▸ Task description
Go through the records and copy each line where the word "this" occurs.

▸ Provided material
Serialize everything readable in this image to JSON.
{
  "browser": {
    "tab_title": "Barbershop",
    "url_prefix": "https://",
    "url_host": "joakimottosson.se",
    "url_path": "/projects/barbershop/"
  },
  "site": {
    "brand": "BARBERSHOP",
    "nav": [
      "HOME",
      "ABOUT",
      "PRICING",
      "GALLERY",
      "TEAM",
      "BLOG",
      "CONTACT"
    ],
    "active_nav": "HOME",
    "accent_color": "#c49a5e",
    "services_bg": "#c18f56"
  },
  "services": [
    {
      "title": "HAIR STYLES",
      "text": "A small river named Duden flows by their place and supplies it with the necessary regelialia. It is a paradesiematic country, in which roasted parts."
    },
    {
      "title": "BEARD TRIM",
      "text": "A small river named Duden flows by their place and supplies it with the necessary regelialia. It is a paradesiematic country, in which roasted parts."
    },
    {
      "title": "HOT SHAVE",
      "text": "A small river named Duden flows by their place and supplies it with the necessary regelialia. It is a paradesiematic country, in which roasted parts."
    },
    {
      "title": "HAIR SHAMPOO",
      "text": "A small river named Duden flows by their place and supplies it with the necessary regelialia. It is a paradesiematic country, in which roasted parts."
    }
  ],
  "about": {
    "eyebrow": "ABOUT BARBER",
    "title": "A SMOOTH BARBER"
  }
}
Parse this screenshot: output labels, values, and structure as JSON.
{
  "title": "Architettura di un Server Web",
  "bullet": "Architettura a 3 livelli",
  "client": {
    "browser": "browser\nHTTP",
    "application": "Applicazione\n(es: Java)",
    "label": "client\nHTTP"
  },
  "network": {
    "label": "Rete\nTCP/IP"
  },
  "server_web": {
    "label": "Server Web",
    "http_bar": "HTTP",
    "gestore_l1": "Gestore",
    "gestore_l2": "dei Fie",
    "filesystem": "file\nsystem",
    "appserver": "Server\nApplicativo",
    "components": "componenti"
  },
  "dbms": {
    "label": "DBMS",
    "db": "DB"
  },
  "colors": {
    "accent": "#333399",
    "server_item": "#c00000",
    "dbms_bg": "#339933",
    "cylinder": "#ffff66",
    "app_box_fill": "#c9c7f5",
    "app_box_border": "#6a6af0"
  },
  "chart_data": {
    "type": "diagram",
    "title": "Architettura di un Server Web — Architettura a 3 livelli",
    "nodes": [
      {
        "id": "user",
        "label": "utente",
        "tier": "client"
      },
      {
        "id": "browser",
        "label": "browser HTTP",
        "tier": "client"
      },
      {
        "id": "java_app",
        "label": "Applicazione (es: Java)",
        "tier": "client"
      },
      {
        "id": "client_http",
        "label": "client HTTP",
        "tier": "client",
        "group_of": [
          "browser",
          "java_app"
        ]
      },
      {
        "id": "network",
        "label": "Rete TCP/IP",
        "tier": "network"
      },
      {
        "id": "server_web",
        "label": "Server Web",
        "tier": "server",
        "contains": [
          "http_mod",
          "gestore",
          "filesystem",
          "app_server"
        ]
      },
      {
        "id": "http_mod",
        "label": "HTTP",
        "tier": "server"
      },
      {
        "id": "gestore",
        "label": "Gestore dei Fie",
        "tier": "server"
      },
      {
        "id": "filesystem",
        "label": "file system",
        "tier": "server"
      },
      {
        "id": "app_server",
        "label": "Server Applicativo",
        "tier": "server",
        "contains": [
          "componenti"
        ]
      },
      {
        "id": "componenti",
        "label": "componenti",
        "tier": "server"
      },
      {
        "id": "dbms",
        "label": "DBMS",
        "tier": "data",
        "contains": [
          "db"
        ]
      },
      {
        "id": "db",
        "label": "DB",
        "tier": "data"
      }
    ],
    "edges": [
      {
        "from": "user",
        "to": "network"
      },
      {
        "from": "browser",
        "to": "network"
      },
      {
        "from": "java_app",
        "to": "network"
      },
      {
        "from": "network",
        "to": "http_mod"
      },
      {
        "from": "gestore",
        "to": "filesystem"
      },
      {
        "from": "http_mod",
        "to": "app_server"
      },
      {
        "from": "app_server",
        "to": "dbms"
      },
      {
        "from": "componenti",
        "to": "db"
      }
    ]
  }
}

▸ Full answer
Serialize everything readable in this image to JSON.
Parse this screenshot: output labels, values, and structure as JSON.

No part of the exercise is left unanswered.